Recast the listing as a Markdown table with the columns "Row" and "Listing line," starting with its first line and going on through the line with "menu-view[interactable]: 查看(V) —", both included. Number each line and skip any blank lines.
━━━━
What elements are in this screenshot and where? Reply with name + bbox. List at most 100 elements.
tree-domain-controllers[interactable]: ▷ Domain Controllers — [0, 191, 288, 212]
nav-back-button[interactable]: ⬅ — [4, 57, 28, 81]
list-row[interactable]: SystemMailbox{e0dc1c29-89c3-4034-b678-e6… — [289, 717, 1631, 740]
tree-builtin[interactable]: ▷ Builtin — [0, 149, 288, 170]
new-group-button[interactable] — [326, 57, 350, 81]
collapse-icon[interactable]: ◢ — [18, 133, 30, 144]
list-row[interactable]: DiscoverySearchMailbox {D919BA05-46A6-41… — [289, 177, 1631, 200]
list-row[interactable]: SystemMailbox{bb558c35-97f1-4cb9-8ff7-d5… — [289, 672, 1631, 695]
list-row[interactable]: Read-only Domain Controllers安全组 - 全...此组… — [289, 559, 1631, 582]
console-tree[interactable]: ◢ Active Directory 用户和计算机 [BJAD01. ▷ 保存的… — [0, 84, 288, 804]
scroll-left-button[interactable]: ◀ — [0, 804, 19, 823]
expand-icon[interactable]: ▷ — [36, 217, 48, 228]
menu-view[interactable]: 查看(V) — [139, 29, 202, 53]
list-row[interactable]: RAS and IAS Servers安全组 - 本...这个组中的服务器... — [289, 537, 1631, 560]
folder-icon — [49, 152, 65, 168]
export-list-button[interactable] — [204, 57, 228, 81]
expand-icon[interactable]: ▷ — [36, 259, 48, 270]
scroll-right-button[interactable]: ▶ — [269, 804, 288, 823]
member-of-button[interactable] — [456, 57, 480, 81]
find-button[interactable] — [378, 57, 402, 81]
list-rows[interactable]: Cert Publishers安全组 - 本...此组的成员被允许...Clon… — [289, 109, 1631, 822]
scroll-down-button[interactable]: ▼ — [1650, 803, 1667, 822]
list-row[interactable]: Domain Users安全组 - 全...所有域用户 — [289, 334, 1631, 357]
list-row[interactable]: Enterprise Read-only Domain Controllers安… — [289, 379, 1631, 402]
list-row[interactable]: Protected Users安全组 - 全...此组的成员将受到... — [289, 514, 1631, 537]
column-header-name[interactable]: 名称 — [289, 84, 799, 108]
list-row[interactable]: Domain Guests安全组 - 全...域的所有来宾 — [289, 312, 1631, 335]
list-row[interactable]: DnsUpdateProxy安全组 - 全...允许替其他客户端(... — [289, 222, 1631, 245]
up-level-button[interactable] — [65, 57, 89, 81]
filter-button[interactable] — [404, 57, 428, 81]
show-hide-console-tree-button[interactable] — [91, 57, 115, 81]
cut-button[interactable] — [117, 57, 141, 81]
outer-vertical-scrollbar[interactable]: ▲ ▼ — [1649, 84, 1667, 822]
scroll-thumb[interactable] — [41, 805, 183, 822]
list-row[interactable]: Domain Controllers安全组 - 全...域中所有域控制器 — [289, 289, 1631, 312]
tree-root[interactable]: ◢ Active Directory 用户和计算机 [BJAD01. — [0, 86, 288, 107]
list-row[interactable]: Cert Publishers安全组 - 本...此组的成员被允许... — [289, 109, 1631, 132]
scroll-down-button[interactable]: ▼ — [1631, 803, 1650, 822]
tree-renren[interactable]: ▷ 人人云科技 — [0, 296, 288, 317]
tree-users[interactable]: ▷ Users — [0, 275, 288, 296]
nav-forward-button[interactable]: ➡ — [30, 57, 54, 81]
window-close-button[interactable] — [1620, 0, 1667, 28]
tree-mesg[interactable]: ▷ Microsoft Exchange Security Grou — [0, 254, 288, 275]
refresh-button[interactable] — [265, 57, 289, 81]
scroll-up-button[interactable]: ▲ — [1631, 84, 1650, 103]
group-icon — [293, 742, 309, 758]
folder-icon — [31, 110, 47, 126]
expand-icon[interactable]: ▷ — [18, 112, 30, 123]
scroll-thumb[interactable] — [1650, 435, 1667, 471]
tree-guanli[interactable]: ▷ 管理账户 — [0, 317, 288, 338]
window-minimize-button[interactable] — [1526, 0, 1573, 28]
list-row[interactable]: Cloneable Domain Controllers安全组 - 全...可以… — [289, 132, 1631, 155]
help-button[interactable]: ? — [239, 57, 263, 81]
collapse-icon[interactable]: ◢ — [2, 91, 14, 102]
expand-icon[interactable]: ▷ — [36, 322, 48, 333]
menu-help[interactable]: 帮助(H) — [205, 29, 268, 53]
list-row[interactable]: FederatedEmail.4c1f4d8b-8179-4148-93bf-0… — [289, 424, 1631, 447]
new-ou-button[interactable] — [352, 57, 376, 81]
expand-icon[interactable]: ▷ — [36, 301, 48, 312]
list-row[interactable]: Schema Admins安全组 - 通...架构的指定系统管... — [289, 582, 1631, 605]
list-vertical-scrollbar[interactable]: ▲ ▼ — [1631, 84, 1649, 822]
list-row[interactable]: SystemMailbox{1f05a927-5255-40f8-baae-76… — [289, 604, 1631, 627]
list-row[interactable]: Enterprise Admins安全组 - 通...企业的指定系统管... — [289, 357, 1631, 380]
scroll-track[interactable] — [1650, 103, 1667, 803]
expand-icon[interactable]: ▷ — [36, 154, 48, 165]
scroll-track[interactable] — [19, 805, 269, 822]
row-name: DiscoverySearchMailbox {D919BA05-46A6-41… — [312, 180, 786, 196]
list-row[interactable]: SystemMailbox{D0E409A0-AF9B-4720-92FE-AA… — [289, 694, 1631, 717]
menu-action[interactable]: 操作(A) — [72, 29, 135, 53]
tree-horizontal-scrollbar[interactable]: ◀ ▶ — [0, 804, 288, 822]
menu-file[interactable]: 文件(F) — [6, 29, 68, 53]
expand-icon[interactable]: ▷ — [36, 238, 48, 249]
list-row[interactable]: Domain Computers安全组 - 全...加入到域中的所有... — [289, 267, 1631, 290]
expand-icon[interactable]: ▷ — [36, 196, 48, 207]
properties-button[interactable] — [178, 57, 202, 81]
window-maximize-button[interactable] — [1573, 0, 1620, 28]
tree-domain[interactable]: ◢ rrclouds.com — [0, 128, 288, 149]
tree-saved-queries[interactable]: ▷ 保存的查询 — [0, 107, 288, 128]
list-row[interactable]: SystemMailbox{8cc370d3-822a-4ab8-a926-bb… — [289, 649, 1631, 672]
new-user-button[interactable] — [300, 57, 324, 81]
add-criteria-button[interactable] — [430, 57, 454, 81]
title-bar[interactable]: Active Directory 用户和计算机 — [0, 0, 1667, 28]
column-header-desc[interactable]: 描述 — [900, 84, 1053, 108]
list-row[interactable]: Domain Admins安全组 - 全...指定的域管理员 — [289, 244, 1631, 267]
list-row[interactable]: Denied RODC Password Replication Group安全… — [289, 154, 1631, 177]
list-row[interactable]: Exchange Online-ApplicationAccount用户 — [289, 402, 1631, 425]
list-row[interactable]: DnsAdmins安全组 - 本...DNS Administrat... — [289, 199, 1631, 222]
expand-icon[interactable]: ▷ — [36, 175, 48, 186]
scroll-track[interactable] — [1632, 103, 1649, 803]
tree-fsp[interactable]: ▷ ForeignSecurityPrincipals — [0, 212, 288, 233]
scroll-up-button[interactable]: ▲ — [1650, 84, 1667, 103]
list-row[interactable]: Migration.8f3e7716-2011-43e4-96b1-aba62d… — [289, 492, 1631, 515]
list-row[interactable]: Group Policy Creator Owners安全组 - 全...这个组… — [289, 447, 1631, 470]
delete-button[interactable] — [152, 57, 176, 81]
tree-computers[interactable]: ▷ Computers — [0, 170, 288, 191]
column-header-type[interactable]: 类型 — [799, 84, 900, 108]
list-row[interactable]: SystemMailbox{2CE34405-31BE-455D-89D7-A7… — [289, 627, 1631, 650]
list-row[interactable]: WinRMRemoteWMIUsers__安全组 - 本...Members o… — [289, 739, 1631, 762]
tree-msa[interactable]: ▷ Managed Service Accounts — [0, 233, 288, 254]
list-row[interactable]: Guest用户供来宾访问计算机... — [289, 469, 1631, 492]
━━━━
REPLY:
| Row | Listing line |
|---|---|
| 1 | What elements are in this screenshot and where? Reply with name + bbox. List at most 100 elements. |
| 2 | tree-domain-controllers[interactable]: ▷ Domain Controllers — [0, 191, 288, 212] |
| 3 | nav-back-button[interactable]: ⬅ — [4, 57, 28, 81] |
| 4 | list-row[interactable]: SystemMailbox{e0dc1c29-89c3-4034-b678-e6… — [289, 717, 1631, 740] |
| 5 | tree-builtin[interactable]: ▷ Builtin — [0, 149, 288, 170] |
| 6 | new-group-button[interactable] — [326, 57, 350, 81] |
| 7 | collapse-icon[interactable]: ◢ — [18, 133, 30, 144] |
| 8 | list-row[interactable]: DiscoverySearchMailbox {D919BA05-46A6-41… — [289, 177, 1631, 200] |
| 9 | list-row[interactable]: SystemMailbox{bb558c35-97f1-4cb9-8ff7-d5… — [289, 672, 1631, 695] |
| 10 | list-row[interactable]: Read-only Domain Controllers安全组 - 全...此组… — [289, 559, 1631, 582] |
| 11 | console-tree[interactable]: ◢ Active Directory 用户和计算机 [BJAD01. ▷ 保存的… — [0, 84, 288, 804] |
| 12 | scroll-left-button[interactable]: ◀ — [0, 804, 19, 823] |
| 13 | expand-icon[interactable]: ▷ — [36, 217, 48, 228] |
| 14 | menu-view[interactable]: 查看(V) — [139, 29, 202, 53] |